What to work on -
Copy out each line of the data that holds the word "BRISCOUS".

Collected data -
☆ ☆ ☆ ☆ ☆ ☆ ☆

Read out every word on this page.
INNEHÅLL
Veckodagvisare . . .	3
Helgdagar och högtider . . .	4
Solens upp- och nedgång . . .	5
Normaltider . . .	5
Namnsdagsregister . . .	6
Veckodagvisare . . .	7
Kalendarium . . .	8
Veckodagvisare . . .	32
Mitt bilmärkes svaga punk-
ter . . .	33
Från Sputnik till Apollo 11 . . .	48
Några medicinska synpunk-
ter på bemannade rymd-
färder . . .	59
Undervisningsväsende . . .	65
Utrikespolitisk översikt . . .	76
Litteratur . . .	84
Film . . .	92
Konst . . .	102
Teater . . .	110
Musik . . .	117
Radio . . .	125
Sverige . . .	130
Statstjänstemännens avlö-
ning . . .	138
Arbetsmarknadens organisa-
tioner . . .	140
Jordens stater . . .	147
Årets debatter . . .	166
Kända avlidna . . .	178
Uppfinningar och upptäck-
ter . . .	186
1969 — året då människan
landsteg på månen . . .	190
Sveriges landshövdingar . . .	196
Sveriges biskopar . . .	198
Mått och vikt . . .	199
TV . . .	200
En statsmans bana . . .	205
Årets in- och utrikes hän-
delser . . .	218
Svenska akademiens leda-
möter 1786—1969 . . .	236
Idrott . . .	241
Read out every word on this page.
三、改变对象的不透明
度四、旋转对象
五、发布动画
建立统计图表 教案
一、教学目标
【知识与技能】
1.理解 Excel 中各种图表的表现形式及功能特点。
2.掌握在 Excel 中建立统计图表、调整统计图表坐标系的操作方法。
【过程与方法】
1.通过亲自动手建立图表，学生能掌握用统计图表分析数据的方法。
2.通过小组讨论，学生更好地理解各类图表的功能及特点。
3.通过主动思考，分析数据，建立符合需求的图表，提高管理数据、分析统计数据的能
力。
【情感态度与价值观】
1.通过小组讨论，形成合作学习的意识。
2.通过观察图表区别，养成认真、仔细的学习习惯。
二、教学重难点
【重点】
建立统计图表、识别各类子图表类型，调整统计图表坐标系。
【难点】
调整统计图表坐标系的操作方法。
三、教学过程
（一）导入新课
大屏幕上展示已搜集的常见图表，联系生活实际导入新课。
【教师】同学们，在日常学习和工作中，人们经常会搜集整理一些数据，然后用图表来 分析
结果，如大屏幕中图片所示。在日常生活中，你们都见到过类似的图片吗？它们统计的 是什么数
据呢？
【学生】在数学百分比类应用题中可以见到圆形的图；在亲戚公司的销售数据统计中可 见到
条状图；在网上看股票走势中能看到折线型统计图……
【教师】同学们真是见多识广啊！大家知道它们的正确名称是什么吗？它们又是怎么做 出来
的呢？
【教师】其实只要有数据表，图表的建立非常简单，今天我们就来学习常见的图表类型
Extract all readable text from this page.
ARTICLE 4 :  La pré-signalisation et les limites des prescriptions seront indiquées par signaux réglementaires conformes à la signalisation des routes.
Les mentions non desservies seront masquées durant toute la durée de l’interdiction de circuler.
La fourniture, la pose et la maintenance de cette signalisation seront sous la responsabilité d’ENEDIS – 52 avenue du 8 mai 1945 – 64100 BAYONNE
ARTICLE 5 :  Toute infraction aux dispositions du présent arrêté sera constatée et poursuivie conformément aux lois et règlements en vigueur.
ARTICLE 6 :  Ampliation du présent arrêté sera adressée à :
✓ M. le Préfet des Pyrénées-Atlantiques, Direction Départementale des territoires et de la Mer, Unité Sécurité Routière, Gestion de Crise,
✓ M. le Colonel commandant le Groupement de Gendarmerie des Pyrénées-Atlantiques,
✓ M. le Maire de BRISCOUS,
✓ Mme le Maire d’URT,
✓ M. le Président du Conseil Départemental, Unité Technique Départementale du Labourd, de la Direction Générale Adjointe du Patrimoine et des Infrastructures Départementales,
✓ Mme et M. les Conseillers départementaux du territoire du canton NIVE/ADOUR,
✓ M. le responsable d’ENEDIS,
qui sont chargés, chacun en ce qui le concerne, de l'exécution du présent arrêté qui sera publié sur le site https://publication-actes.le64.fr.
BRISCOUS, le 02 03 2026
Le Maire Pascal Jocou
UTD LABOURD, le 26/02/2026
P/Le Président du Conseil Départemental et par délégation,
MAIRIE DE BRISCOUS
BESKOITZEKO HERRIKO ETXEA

☆ ☆ ☆ ☆ ☆ ☆ ☆

Completed exercise -
✓ M. le Maire de BRISCOUS,
BRISCOUS, le 02 03 2026
MAIRIE DE BRISCOUS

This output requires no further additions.